** To be done **
Extract every line where the string "color" appears.

** Materials provided **
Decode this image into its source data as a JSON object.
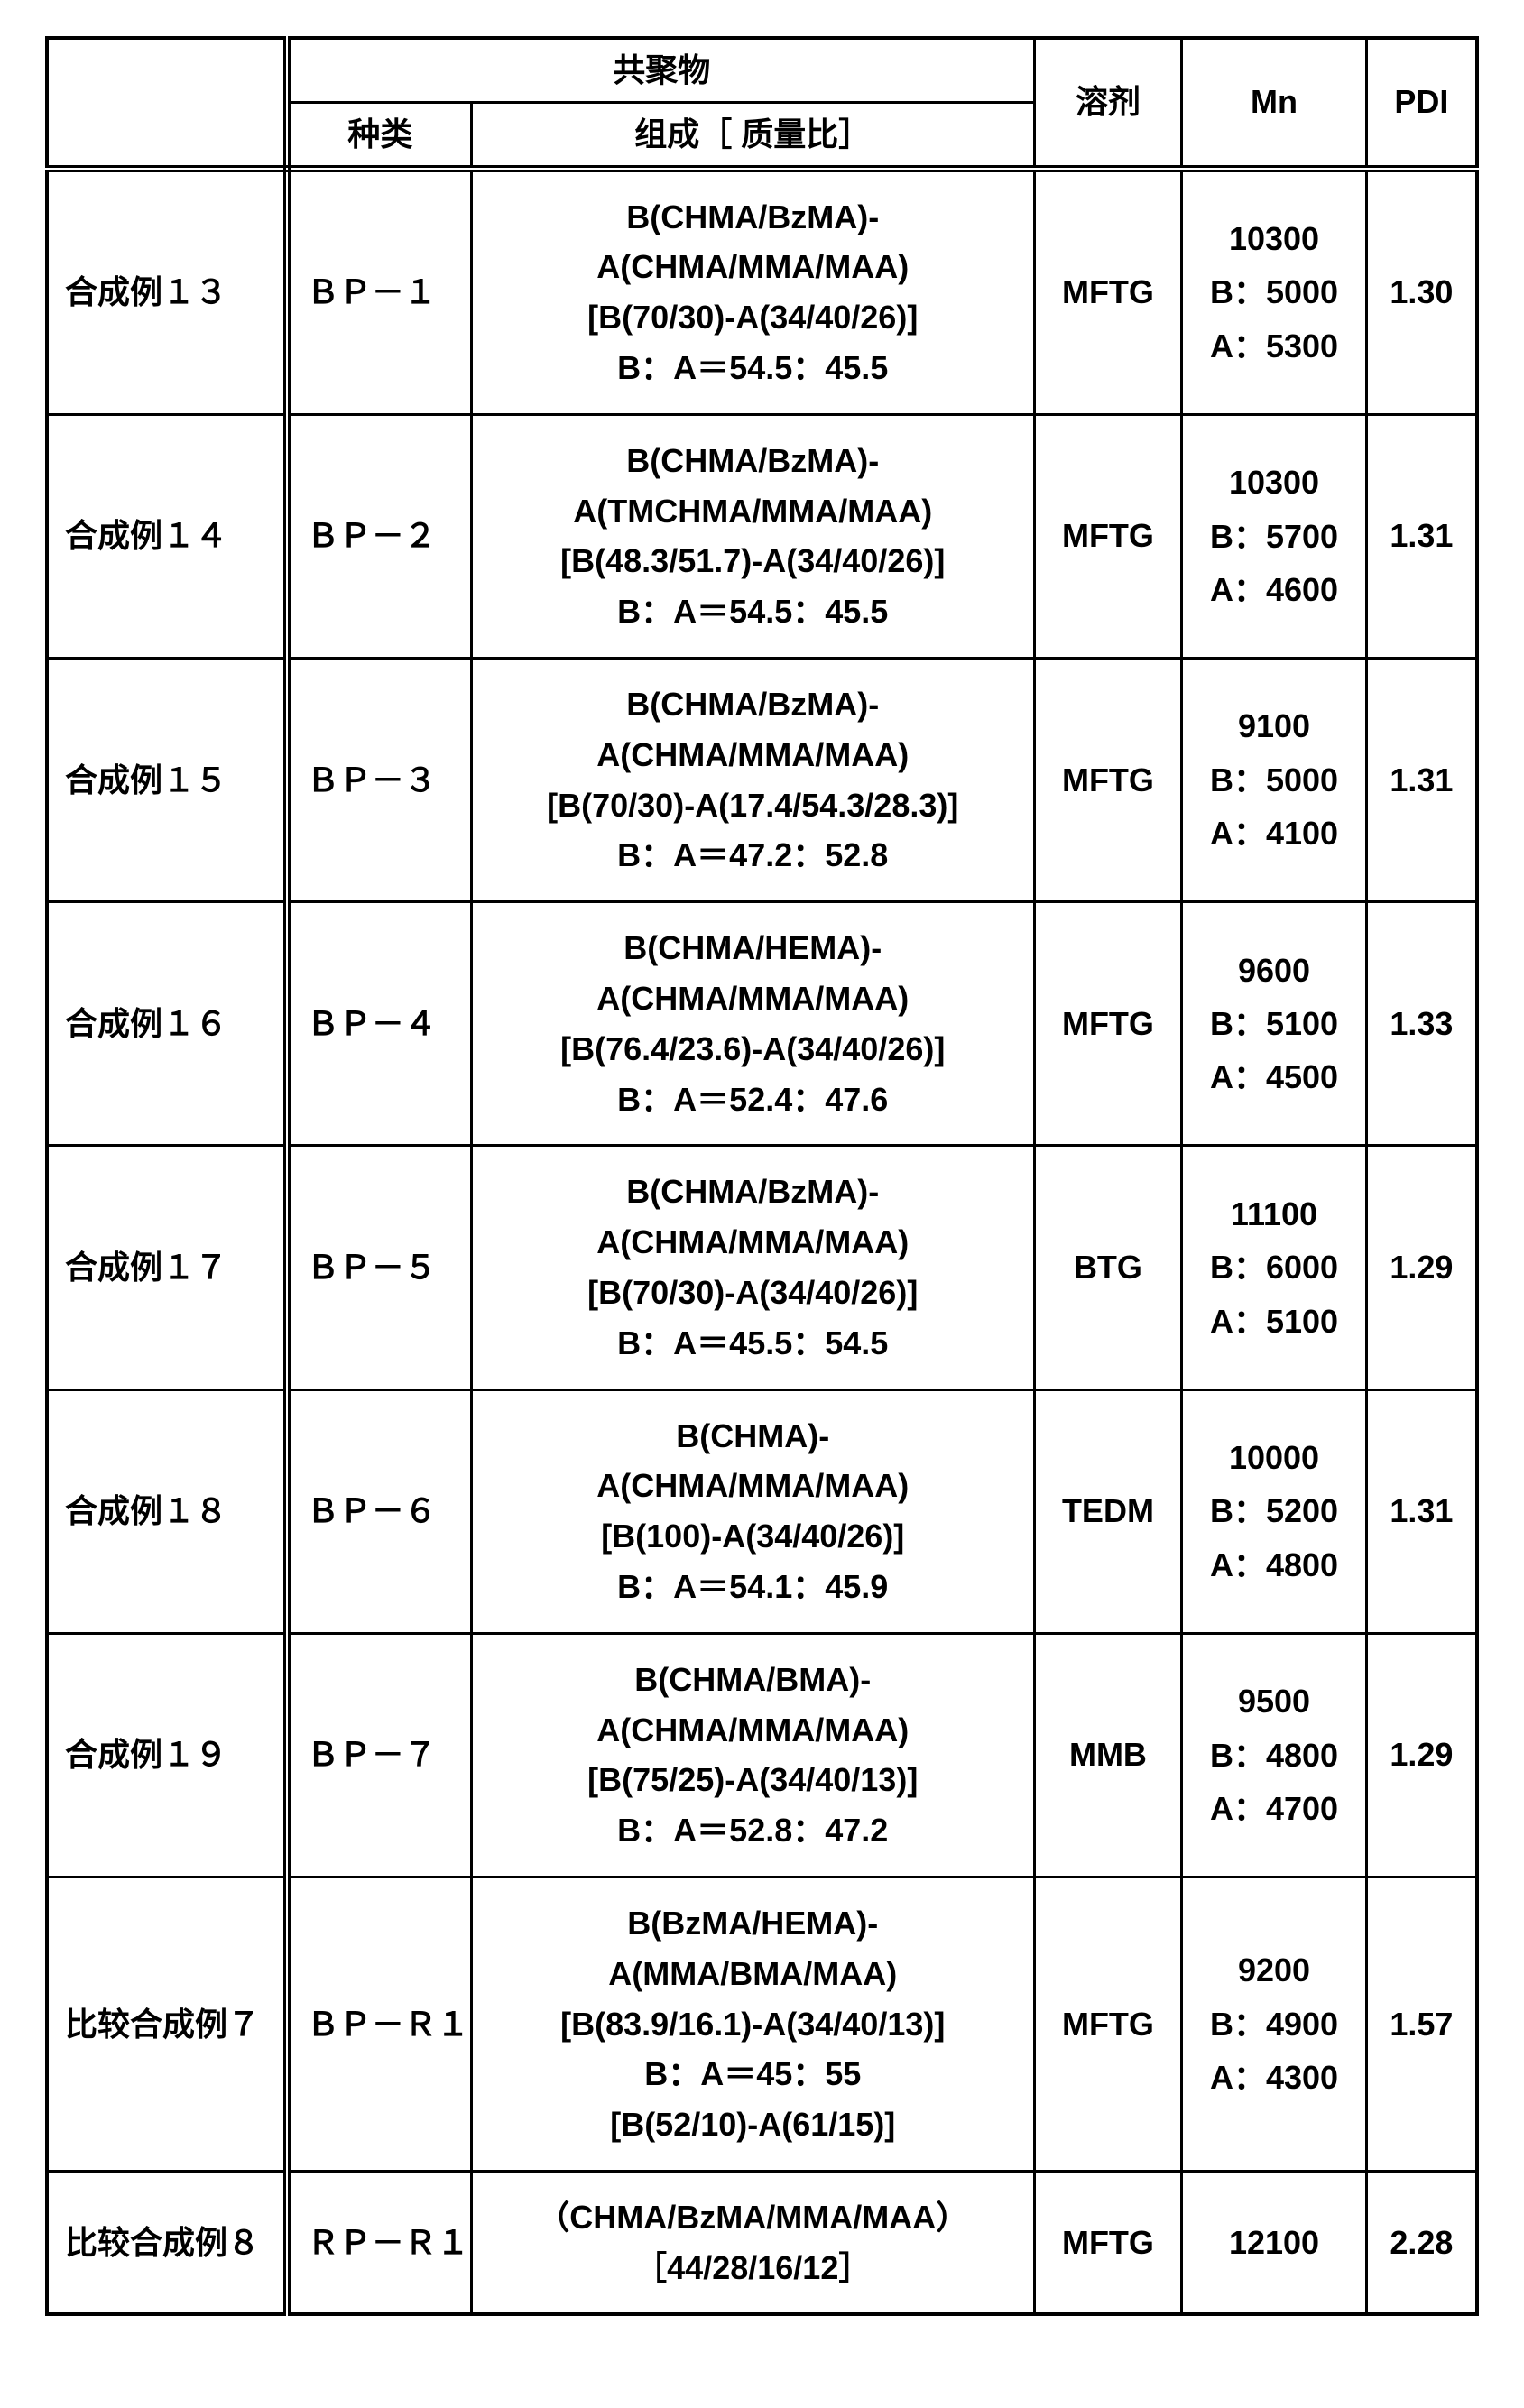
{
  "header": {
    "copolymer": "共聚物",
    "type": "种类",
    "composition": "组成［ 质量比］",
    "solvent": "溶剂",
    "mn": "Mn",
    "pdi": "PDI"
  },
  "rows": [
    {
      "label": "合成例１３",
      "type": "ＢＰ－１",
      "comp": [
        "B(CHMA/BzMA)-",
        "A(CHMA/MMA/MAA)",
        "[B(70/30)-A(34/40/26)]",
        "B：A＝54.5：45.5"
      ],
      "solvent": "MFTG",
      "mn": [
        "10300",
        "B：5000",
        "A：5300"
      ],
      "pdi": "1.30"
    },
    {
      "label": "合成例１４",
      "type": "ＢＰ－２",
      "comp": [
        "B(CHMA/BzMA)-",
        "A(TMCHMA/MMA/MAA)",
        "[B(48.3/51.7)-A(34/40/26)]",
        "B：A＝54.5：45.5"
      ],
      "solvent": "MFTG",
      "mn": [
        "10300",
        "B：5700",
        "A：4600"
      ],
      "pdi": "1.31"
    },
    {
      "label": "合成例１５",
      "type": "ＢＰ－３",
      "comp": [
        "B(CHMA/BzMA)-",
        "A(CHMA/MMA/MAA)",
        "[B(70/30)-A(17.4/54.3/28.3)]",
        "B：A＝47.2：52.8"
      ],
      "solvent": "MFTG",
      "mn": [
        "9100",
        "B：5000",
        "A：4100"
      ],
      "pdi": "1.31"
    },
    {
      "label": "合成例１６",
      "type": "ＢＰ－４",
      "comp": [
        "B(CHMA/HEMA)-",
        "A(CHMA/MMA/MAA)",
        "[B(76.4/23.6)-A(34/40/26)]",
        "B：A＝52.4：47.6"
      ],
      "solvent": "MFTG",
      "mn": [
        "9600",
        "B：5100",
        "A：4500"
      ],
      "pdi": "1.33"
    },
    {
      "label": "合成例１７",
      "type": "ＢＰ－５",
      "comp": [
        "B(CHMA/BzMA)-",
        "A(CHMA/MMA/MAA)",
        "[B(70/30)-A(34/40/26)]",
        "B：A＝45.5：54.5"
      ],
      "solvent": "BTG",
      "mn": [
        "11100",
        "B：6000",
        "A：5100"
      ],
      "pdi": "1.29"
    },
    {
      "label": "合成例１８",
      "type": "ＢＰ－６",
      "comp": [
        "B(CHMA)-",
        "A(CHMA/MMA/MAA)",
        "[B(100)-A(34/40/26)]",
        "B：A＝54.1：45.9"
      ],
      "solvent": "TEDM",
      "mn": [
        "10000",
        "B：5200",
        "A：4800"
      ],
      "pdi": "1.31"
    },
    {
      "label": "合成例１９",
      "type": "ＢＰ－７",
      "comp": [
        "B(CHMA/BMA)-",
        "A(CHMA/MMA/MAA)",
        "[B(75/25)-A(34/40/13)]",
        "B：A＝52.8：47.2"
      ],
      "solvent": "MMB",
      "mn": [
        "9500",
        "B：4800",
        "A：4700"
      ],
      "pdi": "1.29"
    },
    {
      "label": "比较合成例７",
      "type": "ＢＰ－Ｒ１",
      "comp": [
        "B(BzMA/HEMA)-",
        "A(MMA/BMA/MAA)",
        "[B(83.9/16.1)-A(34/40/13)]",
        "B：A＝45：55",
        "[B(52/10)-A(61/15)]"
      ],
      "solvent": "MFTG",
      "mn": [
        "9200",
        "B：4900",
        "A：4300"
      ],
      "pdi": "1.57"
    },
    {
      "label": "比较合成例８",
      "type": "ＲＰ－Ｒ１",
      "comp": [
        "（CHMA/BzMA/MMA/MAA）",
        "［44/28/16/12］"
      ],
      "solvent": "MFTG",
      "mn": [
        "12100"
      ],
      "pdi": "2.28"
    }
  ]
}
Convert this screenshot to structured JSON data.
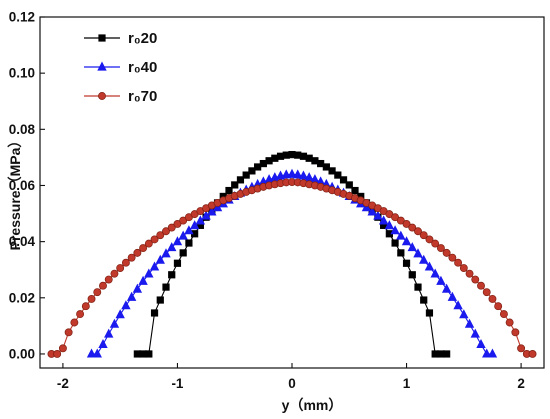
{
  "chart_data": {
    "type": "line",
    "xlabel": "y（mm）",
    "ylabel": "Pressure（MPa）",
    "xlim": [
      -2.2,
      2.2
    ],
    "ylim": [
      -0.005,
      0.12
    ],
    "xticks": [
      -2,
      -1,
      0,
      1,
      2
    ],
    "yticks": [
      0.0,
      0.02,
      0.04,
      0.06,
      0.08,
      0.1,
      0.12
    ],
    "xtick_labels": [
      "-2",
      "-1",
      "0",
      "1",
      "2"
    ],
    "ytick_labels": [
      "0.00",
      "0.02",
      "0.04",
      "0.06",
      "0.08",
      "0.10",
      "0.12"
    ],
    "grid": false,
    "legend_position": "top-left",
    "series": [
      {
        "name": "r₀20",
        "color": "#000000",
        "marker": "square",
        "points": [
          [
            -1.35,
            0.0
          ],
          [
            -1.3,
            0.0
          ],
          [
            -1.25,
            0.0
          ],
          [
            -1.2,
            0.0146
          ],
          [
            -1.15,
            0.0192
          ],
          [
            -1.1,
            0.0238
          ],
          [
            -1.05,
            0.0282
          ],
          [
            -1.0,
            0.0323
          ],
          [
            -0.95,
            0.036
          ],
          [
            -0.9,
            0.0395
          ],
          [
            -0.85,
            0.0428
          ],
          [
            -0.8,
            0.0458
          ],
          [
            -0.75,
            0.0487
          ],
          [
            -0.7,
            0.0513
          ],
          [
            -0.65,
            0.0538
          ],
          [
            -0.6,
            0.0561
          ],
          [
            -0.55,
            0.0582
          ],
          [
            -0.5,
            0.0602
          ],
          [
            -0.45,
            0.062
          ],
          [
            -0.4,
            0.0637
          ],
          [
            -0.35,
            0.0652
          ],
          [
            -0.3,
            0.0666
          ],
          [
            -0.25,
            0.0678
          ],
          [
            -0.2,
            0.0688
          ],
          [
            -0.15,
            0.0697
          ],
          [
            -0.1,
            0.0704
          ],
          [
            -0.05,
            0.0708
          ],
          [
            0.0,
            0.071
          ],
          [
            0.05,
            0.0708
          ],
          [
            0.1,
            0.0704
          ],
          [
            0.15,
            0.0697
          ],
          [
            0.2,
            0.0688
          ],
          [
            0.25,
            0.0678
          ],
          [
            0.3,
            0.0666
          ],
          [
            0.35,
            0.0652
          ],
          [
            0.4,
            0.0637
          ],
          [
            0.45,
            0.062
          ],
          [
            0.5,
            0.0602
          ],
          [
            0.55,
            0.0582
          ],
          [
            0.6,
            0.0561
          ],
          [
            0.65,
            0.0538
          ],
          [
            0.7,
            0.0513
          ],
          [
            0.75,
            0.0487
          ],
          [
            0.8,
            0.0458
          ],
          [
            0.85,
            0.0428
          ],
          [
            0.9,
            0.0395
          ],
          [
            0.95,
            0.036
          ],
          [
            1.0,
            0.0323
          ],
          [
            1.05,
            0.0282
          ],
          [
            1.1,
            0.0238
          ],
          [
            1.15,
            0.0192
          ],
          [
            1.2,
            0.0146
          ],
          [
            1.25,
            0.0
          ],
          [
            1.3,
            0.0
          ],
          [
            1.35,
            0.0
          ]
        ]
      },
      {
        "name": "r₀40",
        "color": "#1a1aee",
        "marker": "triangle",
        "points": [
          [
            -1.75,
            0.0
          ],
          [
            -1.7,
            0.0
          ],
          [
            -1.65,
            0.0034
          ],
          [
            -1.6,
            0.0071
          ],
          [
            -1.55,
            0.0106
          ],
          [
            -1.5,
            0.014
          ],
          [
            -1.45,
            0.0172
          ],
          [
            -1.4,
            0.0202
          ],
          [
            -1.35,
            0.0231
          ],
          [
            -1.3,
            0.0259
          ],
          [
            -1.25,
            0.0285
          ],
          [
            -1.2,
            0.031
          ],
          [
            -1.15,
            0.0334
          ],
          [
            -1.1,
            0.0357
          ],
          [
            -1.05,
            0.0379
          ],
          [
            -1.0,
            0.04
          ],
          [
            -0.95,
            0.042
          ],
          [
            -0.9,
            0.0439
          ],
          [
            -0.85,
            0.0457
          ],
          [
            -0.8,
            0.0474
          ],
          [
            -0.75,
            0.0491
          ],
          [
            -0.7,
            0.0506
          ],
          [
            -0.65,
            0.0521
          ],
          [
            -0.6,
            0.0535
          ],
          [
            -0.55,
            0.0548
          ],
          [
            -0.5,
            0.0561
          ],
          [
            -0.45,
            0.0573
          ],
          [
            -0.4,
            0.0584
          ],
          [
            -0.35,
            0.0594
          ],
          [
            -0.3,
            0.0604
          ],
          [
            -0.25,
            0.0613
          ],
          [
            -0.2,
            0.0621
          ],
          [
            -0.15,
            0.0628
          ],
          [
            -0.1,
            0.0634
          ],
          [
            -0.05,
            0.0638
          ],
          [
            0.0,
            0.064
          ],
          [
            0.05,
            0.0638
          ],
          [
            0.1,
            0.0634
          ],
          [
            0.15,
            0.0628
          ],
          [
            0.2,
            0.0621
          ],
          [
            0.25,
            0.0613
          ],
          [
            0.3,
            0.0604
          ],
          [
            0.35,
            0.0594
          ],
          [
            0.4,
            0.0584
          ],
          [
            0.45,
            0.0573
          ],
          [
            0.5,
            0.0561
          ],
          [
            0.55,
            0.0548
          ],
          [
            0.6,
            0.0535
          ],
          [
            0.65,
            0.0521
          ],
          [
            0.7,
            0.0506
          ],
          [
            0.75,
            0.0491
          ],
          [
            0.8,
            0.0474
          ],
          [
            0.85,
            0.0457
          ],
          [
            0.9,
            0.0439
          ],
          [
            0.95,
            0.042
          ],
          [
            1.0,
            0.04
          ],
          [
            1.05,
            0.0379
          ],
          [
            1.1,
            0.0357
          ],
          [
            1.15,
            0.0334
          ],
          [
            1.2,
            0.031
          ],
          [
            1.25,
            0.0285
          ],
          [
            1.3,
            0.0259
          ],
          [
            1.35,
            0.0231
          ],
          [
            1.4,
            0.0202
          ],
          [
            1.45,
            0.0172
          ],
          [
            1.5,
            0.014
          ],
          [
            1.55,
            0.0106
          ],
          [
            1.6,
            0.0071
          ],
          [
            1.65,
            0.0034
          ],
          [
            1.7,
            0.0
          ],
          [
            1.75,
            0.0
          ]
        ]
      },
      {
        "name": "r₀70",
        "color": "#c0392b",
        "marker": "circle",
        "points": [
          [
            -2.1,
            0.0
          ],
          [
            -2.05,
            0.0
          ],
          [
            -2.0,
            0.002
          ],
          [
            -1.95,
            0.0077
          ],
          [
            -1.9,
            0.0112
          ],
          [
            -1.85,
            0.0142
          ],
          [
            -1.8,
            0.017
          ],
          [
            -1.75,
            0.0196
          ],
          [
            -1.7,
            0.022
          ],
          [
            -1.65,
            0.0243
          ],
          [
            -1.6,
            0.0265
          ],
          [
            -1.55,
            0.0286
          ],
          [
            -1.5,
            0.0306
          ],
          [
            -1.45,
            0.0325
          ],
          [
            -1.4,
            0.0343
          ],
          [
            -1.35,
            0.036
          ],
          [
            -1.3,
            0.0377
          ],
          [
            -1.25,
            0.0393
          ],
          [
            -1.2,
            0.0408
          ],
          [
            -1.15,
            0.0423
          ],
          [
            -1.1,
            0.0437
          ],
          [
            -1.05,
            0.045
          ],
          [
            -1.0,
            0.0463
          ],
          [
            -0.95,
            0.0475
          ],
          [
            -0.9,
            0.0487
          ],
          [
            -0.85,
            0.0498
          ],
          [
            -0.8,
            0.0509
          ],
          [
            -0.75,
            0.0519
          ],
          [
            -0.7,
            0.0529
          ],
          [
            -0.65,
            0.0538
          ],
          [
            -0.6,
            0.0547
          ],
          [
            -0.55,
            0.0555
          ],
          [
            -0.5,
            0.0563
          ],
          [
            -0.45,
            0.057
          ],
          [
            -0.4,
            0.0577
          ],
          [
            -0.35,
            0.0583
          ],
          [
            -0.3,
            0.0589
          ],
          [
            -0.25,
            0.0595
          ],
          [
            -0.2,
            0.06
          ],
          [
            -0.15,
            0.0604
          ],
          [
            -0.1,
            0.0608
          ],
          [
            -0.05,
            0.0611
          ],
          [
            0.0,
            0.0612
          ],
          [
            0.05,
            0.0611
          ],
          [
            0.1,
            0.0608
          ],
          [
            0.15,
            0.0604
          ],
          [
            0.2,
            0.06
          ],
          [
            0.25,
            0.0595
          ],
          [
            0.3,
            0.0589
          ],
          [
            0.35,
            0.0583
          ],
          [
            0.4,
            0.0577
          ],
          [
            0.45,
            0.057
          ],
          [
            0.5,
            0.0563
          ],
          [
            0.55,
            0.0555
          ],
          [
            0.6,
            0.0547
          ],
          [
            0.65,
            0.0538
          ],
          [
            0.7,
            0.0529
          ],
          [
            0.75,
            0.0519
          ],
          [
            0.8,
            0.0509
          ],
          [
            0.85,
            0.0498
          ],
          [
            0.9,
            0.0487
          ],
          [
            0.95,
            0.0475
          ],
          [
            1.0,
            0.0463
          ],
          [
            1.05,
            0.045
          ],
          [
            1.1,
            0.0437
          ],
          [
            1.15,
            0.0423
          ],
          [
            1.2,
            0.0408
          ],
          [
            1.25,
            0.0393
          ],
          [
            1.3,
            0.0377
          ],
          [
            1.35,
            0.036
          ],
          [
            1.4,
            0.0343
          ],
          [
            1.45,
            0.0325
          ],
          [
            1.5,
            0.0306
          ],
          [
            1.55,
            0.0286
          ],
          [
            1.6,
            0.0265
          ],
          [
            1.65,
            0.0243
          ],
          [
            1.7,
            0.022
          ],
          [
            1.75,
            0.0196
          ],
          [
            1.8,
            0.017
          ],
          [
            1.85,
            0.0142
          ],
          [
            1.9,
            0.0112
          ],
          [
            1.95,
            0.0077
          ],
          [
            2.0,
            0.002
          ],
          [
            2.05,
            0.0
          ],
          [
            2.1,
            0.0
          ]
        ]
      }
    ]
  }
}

** Written answer **
        "color": "#000000",
        "color": "#1a1aee",
        "color": "#c0392b",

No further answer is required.